_WHAT IS ASKED_. Transcribe the whole listing below without changing a word, but leave out every image.

_EXTRACTED INFORMATION_.
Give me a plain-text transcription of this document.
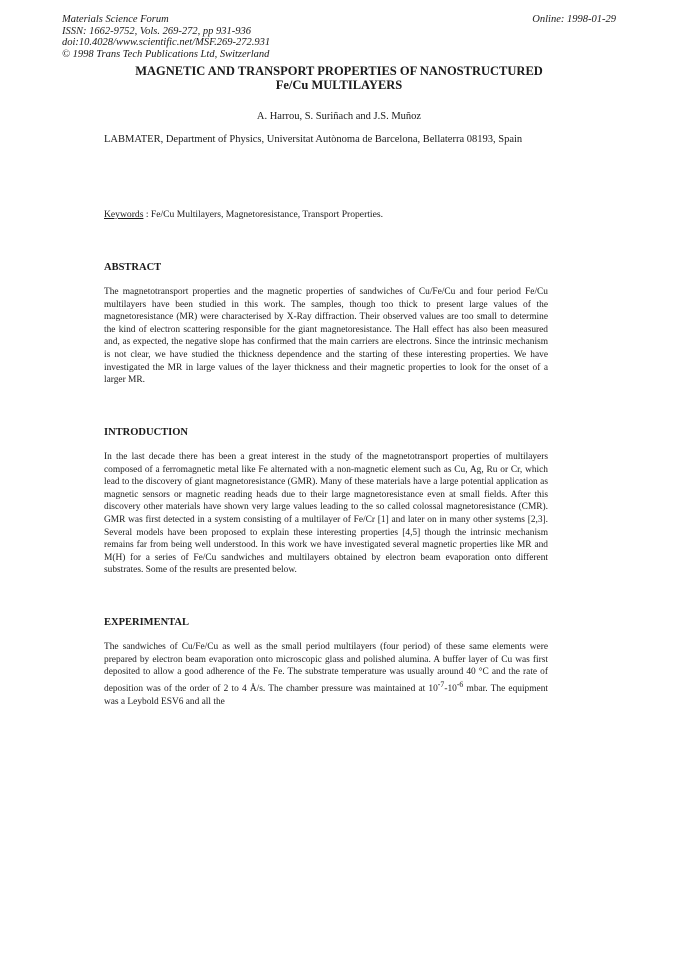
Materials Science Forum
ISSN: 1662-9752, Vols. 269-272, pp 931-936
doi:10.4028/www.scientific.net/MSF.269-272.931
© 1998 Trans Tech Publications Ltd, Switzerland
Online: 1998-01-29
MAGNETIC AND TRANSPORT PROPERTIES OF NANOSTRUCTURED
Fe/Cu MULTILAYERS
A. Harrou, S. Suriñach and J.S. Muñoz
LABMATER, Department of Physics, Universitat Autònoma de Barcelona, Bellaterra 08193, Spain
Keywords : Fe/Cu Multilayers, Magnetoresistance, Transport Properties.
ABSTRACT

The magnetotransport properties and the magnetic properties of sandwiches of Cu/Fe/Cu and four period Fe/Cu multilayers have been studied in this work. The samples, though too thick to present large values of the magnetoresistance (MR) were characterised by X-Ray diffraction. Their observed values are too small to determine the kind of electron scattering responsible for the giant magnetoresistance. The Hall effect has also been measured and, as expected, the negative slope has confirmed that the main carriers are electrons. Since the intrinsic mechanism is not clear, we have studied the thickness dependence and the starting of these interesting properties. We have investigated the MR in large values of the layer thickness and their magnetic properties to look for the onset of a larger MR.

INTRODUCTION

In the last decade there has been a great interest in the study of the magnetotransport properties of multilayers composed of a ferromagnetic metal like Fe alternated with a non-magnetic element such as Cu, Ag, Ru or Cr, which lead to the discovery of giant magnetoresistance (GMR). Many of these materials have a large potential application as magnetic sensors or magnetic reading heads due to their large magnetoresistance even at small fields. After this discovery other materials have shown very large values leading to the so called colossal magnetoresistance (CMR). GMR was first detected in a system consisting of a multilayer of Fe/Cr [1] and later on in many other systems [2,3]. Several models have been proposed to explain these interesting properties [4,5] though the intrinsic mechanism remains far from being well understood. In this work we have investigated several magnetic properties like MR and M(H) for a series of Fe/Cu sandwiches and multilayers obtained by electron beam evaporation onto different substrates. Some of the results are presented below.

EXPERIMENTAL

The sandwiches of Cu/Fe/Cu as well as the small period multilayers (four period) of these same elements were prepared by electron beam evaporation onto microscopic glass and polished alumina. A buffer layer of Cu was first deposited to allow a good adherence of the Fe. The substrate temperature was usually around 40 °C and the rate of deposition was of the order of 2 to 4 Å/s. The chamber pressure was maintained at $10^{-7}-10^{-6}$ mbar. The equipment was a Leybold ESV6 and all the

_EXERCISE OUTPUT_.
Give me a plain-text transcription of this document.
Materials Science Forum
ISSN: 1662-9752, Vols. 269-272, pp 931-936
doi:10.4028/www.scientific.net/MSF.269-272.931
© 1998 Trans Tech Publications Ltd, Switzerland
Online: 1998-01-29
MAGNETIC AND TRANSPORT PROPERTIES OF NANOSTRUCTURED
Fe/Cu MULTILAYERS
A. Harrou, S. Suriñach and J.S. Muñoz
LABMATER, Department of Physics, Universitat Autònoma de Barcelona, Bellaterra 08193, Spain
Keywords : Fe/Cu Multilayers, Magnetoresistance, Transport Properties.
ABSTRACT

The magnetotransport properties and the magnetic properties of sandwiches of Cu/Fe/Cu and four period Fe/Cu multilayers have been studied in this work. The samples, though too thick to present large values of the magnetoresistance (MR) were characterised by X-Ray diffraction. Their observed values are too small to determine the kind of electron scattering responsible for the giant magnetoresistance. The Hall effect has also been measured and, as expected, the negative slope has confirmed that the main carriers are electrons. Since the intrinsic mechanism is not clear, we have studied the thickness dependence and the starting of these interesting properties. We have investigated the MR in large values of the layer thickness and their magnetic properties to look for the onset of a larger MR.

INTRODUCTION

In the last decade there has been a great interest in the study of the magnetotransport properties of multilayers composed of a ferromagnetic metal like Fe alternated with a non-magnetic element such as Cu, Ag, Ru or Cr, which lead to the discovery of giant magnetoresistance (GMR). Many of these materials have a large potential application as magnetic sensors or magnetic reading heads due to their large magnetoresistance even at small fields. After this discovery other materials have shown very large values leading to the so called colossal magnetoresistance (CMR). GMR was first detected in a system consisting of a multilayer of Fe/Cr [1] and later on in many other systems [2,3]. Several models have been proposed to explain these interesting properties [4,5] though the intrinsic mechanism remains far from being well understood. In this work we have investigated several magnetic properties like MR and M(H) for a series of Fe/Cu sandwiches and multilayers obtained by electron beam evaporation onto different substrates. Some of the results are presented below.

EXPERIMENTAL

The sandwiches of Cu/Fe/Cu as well as the small period multilayers (four period) of these same elements were prepared by electron beam evaporation onto microscopic glass and polished alumina. A buffer layer of Cu was first deposited to allow a good adherence of the Fe. The substrate temperature was usually around 40 °C and the rate of deposition was of the order of 2 to 4 Å/s. The chamber pressure was maintained at $10^{-7}-10^{-6}$ mbar. The equipment was a Leybold ESV6 and all the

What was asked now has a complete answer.